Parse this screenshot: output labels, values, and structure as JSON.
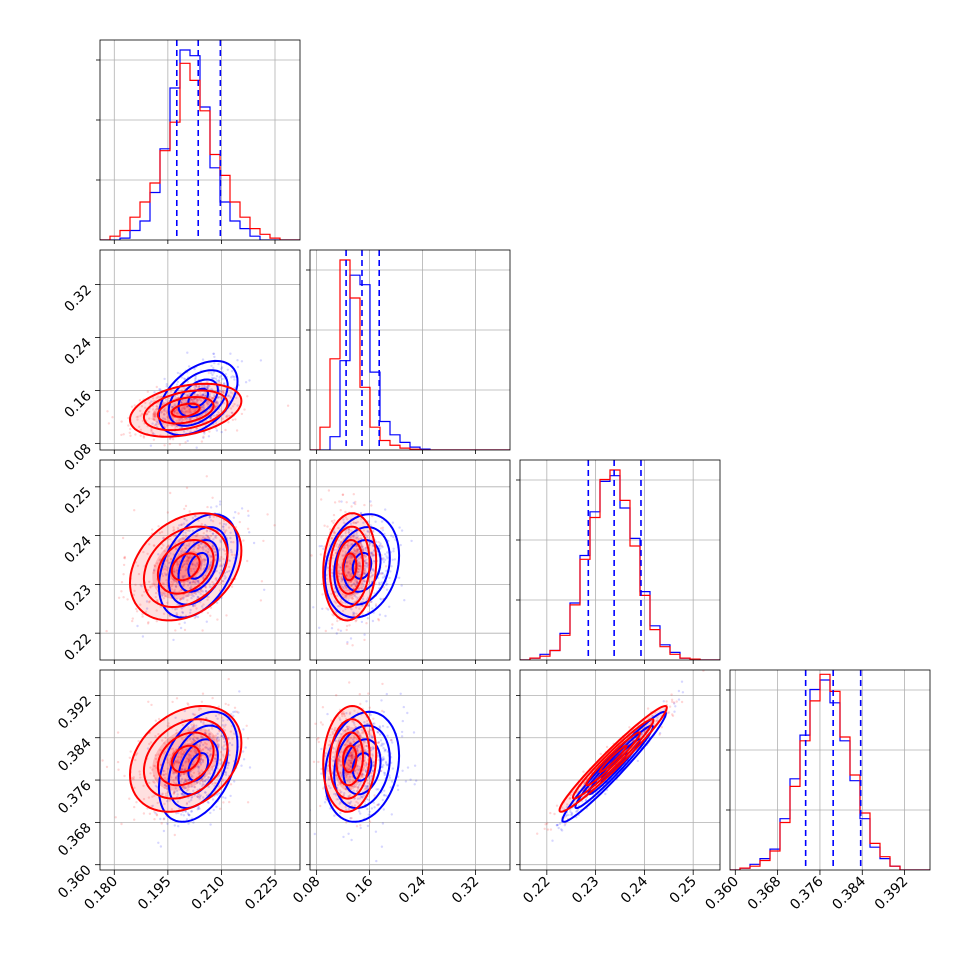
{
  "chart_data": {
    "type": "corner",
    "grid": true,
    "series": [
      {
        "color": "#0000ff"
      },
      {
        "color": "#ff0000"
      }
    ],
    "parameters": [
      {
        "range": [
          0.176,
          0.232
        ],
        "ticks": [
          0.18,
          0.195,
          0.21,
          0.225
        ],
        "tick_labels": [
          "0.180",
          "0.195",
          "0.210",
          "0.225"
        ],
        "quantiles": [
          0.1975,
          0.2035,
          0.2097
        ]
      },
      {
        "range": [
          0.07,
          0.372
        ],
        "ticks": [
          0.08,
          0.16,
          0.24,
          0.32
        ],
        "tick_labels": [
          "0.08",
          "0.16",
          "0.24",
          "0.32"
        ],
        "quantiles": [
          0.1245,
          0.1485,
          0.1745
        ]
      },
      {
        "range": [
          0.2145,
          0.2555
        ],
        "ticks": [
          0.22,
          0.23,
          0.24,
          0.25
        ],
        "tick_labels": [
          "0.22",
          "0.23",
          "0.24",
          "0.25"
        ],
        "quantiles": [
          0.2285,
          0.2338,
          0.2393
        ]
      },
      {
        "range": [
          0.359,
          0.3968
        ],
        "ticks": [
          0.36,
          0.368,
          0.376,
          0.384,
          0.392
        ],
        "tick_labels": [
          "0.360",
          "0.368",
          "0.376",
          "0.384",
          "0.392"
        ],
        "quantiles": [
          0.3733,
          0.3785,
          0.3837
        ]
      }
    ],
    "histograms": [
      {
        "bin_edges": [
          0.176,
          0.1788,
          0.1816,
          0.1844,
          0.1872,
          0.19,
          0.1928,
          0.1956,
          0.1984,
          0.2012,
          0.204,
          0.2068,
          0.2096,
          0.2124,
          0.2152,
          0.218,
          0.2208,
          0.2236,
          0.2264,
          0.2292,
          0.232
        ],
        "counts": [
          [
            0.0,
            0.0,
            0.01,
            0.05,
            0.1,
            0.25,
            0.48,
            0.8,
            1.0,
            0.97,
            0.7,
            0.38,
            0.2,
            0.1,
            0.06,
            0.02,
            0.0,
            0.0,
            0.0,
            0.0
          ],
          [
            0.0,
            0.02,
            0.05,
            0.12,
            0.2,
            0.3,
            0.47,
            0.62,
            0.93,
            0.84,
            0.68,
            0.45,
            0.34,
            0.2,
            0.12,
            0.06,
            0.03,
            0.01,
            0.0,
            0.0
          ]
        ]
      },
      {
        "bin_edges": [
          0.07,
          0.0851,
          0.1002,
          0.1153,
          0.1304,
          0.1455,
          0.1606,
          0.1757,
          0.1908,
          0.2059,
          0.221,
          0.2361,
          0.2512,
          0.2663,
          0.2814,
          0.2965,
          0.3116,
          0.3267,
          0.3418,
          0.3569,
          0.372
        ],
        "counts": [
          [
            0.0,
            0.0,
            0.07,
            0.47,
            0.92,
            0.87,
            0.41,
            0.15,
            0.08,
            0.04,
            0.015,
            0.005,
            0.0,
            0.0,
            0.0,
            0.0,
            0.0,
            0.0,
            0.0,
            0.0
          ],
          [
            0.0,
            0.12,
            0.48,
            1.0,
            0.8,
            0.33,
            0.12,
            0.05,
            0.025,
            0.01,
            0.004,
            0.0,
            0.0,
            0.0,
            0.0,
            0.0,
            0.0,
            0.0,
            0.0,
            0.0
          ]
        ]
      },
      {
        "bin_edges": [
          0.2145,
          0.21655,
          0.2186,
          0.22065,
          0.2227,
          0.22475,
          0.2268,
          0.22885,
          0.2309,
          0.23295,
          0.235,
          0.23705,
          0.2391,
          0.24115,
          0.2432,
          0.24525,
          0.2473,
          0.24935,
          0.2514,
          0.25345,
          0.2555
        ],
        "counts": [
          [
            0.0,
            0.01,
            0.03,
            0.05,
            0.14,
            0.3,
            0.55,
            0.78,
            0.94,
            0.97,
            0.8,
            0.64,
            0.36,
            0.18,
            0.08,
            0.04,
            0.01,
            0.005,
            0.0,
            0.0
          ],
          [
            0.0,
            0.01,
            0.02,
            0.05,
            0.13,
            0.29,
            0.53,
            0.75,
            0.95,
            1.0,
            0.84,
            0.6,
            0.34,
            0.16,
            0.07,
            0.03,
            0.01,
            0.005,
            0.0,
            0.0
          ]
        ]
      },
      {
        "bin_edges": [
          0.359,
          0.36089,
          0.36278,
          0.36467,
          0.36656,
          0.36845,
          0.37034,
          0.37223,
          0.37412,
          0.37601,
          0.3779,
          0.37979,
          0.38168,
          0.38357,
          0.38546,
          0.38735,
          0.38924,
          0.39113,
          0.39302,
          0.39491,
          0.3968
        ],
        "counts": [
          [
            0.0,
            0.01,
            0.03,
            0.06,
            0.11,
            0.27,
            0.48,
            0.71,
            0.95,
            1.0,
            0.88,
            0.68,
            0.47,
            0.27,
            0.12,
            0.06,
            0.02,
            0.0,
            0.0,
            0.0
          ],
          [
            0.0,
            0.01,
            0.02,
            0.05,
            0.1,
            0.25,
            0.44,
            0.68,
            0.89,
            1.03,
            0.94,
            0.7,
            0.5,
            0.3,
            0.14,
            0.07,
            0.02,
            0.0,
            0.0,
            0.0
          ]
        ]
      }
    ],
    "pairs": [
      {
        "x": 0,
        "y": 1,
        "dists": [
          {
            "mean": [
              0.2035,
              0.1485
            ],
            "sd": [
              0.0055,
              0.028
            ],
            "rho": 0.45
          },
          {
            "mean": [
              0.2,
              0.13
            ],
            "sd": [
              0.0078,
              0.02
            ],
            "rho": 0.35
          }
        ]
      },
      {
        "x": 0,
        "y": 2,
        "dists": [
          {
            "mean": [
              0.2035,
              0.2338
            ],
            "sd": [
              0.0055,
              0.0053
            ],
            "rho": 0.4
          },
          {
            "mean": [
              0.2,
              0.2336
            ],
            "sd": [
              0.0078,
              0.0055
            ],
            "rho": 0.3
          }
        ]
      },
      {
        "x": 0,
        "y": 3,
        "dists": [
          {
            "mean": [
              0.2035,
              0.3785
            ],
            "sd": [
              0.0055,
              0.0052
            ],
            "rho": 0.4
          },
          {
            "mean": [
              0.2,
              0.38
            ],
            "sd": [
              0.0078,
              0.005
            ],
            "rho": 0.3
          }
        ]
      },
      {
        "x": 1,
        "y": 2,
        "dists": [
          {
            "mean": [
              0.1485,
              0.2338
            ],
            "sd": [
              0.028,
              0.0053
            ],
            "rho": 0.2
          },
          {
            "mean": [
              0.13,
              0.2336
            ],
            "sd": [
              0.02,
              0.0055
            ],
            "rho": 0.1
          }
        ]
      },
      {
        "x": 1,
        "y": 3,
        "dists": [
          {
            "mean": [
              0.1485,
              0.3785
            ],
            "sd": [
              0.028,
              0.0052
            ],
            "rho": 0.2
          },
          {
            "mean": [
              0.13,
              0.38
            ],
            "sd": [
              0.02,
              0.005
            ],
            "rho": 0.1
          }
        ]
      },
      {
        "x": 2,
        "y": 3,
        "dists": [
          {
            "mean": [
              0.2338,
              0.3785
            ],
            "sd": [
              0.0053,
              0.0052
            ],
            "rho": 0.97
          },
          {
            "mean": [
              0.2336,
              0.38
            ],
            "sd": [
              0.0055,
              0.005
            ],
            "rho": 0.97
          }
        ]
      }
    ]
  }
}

---

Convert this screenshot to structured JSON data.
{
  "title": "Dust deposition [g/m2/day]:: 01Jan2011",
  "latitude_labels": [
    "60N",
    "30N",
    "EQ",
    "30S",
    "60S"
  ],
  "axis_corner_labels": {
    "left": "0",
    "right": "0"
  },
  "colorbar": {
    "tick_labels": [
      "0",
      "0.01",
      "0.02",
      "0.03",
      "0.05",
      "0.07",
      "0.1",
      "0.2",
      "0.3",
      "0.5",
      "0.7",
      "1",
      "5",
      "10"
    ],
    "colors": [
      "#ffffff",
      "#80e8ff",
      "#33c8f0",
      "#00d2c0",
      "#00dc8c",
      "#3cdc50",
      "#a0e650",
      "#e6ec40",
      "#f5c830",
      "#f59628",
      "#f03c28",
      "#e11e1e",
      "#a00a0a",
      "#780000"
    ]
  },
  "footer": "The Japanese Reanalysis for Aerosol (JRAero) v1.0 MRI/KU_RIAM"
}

Task objective: Filter the records down to the lines that contain the string "this", and copy those lines.

The completed task:
Parse this screenshot: output labels, values, and structure as JSON.
Convert this screenshot to structured JSON data.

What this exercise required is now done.